**SET TASK:**
Return all lines where the word "content" can be found.

**INFORMATION PROVIDED:**
--------

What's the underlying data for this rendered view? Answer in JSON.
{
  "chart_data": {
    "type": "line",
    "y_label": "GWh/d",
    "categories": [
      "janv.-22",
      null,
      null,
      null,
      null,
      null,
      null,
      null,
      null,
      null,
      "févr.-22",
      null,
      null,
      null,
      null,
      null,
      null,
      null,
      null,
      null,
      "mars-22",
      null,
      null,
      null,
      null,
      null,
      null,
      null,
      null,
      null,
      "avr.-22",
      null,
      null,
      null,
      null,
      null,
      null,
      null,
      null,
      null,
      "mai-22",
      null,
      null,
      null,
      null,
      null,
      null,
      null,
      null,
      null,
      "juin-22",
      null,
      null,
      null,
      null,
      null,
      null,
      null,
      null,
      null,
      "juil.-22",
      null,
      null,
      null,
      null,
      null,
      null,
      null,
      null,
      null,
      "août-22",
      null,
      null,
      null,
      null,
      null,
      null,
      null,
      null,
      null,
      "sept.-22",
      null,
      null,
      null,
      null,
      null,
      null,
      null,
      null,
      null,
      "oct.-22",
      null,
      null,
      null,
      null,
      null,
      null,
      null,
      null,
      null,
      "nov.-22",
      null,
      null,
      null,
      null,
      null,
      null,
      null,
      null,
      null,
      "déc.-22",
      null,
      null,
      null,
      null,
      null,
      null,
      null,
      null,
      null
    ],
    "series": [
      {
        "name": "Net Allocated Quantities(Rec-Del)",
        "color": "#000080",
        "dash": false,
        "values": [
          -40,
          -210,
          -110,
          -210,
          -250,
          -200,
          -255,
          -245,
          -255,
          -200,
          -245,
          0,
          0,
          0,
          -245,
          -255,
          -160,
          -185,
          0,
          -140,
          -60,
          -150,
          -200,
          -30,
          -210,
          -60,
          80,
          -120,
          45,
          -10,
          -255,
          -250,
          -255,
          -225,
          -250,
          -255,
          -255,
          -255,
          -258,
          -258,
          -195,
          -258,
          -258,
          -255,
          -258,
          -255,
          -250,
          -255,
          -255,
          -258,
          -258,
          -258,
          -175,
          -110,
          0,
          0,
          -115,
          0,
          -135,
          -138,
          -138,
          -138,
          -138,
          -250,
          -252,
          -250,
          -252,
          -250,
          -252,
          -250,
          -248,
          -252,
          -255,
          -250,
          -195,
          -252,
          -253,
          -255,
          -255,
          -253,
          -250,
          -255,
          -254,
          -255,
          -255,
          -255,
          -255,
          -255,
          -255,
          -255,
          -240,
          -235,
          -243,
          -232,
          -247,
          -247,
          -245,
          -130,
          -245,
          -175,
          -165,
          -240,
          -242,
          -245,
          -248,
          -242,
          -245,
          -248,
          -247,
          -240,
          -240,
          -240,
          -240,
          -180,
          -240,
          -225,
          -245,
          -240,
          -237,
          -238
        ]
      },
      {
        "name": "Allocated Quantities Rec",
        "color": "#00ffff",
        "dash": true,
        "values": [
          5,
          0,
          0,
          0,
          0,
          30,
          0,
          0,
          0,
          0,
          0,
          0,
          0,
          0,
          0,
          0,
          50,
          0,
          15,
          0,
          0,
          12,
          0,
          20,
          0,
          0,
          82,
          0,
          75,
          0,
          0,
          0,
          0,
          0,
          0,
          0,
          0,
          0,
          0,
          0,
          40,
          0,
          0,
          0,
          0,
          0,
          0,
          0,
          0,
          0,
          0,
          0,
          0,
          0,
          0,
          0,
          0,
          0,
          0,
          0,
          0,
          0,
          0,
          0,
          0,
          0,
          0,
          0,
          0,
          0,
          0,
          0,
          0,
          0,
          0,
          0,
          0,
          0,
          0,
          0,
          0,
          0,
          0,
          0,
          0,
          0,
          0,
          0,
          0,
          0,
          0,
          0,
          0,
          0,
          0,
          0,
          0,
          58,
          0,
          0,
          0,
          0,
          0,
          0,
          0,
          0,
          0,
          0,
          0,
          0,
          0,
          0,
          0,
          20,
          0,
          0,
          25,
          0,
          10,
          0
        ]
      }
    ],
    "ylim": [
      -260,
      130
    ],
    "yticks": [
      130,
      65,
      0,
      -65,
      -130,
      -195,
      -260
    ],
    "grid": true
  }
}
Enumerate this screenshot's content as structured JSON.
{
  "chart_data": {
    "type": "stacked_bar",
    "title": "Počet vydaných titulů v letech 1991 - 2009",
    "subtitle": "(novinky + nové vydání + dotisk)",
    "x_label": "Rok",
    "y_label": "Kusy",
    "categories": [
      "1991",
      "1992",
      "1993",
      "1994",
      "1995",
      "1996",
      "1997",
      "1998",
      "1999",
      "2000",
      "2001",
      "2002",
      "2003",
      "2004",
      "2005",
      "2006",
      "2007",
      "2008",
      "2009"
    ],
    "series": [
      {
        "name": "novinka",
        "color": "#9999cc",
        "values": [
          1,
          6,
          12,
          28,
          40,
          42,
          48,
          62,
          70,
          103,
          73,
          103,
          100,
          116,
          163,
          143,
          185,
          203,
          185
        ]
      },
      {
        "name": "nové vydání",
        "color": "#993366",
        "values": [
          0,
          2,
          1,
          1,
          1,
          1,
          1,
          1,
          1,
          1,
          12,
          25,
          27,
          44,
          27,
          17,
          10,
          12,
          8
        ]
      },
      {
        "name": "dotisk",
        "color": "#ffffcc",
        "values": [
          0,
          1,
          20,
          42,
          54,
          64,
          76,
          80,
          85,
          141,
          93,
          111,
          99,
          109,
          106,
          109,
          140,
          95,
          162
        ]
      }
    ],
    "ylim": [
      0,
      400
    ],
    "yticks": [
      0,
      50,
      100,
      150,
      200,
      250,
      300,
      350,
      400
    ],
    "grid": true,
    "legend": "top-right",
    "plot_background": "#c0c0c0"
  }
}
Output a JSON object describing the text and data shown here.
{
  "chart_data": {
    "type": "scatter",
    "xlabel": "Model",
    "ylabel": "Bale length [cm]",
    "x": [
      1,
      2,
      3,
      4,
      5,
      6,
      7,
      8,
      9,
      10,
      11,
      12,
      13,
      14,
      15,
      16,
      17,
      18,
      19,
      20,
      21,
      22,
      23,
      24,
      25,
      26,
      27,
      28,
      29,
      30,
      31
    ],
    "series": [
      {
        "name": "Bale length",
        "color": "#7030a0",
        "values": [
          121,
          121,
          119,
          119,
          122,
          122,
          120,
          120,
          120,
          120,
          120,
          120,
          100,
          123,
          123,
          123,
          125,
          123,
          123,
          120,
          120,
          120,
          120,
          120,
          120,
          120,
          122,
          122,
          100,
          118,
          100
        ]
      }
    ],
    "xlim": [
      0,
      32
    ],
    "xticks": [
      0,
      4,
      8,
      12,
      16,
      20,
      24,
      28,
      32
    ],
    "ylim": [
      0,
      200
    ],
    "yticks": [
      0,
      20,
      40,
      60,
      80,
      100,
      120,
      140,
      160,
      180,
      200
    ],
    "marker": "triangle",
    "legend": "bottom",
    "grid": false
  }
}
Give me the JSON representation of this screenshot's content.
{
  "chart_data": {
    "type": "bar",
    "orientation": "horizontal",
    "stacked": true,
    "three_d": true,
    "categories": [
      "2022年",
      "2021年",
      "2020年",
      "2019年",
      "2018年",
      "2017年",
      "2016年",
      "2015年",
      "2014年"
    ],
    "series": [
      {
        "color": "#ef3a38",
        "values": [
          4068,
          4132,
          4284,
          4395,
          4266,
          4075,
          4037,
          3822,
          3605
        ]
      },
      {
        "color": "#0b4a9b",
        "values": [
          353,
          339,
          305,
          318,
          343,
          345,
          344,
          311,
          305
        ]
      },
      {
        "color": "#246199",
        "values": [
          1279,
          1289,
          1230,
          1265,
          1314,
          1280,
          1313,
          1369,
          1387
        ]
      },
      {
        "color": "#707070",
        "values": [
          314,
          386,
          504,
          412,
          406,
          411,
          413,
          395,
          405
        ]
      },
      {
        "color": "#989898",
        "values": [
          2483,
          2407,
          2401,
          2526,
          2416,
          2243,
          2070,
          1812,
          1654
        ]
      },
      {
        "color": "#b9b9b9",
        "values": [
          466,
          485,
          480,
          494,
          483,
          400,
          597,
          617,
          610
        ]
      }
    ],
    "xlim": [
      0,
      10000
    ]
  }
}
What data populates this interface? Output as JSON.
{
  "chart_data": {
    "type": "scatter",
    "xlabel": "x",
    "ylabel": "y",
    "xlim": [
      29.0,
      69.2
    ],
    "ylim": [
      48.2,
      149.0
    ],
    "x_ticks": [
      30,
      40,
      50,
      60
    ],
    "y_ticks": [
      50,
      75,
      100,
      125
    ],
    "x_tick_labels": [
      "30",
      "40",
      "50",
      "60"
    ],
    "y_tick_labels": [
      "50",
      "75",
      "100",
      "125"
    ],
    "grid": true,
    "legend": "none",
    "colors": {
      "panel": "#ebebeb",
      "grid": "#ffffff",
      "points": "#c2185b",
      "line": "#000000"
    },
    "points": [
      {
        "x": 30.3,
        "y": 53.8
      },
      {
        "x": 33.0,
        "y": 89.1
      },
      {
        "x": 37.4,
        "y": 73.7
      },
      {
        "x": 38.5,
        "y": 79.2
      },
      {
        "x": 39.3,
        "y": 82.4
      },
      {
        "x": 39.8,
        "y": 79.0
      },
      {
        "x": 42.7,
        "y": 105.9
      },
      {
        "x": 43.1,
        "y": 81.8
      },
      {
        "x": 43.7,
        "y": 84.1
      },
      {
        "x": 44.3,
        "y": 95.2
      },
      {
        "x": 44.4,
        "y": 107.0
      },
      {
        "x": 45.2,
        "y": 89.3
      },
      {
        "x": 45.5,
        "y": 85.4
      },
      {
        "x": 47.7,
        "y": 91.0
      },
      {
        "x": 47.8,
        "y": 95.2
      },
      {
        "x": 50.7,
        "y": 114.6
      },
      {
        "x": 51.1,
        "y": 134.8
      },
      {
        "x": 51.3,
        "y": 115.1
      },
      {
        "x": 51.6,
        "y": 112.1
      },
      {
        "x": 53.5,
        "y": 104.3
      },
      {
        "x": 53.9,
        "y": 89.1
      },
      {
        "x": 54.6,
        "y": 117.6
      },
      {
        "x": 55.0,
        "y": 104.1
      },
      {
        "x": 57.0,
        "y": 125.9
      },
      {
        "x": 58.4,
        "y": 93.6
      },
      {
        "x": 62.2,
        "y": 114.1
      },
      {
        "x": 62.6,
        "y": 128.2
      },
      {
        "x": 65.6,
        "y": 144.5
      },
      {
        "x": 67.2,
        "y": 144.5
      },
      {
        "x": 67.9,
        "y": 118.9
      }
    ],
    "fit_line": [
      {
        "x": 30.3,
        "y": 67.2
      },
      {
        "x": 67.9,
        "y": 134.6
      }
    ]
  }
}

--------

**FINAL RESULT:**
Enumerate this screenshot's content as structured JSON.
Give me the JSON representation of this screenshot's content.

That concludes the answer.